[Stored data]
####

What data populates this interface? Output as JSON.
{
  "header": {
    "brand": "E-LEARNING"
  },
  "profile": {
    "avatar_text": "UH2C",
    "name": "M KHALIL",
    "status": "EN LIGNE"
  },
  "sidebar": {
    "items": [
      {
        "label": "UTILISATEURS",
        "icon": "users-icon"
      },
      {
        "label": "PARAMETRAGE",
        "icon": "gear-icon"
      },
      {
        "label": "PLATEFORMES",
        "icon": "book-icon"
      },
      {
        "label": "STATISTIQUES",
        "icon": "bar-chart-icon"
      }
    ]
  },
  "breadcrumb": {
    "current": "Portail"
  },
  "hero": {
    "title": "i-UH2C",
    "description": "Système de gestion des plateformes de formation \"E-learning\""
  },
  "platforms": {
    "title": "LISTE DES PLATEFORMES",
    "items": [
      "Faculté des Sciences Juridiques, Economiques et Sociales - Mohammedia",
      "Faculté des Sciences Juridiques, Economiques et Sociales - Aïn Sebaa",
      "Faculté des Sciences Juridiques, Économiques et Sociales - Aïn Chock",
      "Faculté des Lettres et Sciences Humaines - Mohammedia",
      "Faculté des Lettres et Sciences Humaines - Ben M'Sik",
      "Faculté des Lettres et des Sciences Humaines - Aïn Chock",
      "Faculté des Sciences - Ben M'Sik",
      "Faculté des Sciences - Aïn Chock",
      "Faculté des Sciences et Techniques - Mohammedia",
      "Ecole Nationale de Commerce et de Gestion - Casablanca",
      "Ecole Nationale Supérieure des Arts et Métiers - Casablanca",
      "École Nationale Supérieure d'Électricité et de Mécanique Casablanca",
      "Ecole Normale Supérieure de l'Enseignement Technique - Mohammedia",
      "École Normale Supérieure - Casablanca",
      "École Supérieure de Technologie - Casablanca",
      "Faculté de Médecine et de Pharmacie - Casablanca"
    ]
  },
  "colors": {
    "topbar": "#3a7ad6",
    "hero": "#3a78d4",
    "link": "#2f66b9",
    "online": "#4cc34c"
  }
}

####

## Stated problem
Locate and copy each line in the data above that includes the word "Lettres".

## Correct answer
      "Faculté des Lettres et Sciences Humaines - Mohammedia",
      "Faculté des Lettres et Sciences Humaines - Ben M'Sik",
      "Faculté des Lettres et des Sciences Humaines - Aïn Chock",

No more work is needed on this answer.